Instruction: All records should be reproduced verbatim.

Records for the task:

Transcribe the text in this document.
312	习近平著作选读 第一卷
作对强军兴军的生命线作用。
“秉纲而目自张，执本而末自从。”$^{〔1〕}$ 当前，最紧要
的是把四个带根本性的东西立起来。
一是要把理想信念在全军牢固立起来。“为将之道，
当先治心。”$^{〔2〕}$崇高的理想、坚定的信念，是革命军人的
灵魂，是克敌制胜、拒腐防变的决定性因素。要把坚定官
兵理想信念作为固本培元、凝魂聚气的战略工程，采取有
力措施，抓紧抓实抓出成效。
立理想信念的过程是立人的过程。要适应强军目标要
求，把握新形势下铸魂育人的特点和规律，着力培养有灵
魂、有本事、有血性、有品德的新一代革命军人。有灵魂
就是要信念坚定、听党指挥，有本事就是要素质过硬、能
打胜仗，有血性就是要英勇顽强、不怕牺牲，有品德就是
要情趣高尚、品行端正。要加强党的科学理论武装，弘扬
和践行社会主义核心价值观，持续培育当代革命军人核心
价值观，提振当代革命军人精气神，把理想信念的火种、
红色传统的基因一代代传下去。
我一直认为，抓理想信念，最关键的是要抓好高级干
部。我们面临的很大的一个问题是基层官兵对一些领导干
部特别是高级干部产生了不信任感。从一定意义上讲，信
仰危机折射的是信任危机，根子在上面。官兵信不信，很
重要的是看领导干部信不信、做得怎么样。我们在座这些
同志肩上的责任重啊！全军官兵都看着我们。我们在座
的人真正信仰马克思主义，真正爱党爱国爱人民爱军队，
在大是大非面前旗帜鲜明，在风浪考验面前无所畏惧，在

Written reply:
Transcribe the text in this document.
312	习近平著作选读 第一卷
作对强军兴军的生命线作用。
“秉纲而目自张，执本而末自从。”$^{〔1〕}$ 当前，最紧要
的是把四个带根本性的东西立起来。
一是要把理想信念在全军牢固立起来。“为将之道，
当先治心。”$^{〔2〕}$崇高的理想、坚定的信念，是革命军人的
灵魂，是克敌制胜、拒腐防变的决定性因素。要把坚定官
兵理想信念作为固本培元、凝魂聚气的战略工程，采取有
力措施，抓紧抓实抓出成效。
立理想信念的过程是立人的过程。要适应强军目标要
求，把握新形势下铸魂育人的特点和规律，着力培养有灵
魂、有本事、有血性、有品德的新一代革命军人。有灵魂
就是要信念坚定、听党指挥，有本事就是要素质过硬、能
打胜仗，有血性就是要英勇顽强、不怕牺牲，有品德就是
要情趣高尚、品行端正。要加强党的科学理论武装，弘扬
和践行社会主义核心价值观，持续培育当代革命军人核心
价值观，提振当代革命军人精气神，把理想信念的火种、
红色传统的基因一代代传下去。
我一直认为，抓理想信念，最关键的是要抓好高级干
部。我们面临的很大的一个问题是基层官兵对一些领导干
部特别是高级干部产生了不信任感。从一定意义上讲，信
仰危机折射的是信任危机，根子在上面。官兵信不信，很
重要的是看领导干部信不信、做得怎么样。我们在座这些
同志肩上的责任重啊！全军官兵都看着我们。我们在座
的人真正信仰马克思主义，真正爱党爱国爱人民爱军队，
在大是大非面前旗帜鲜明，在风浪考验面前无所畏惧，在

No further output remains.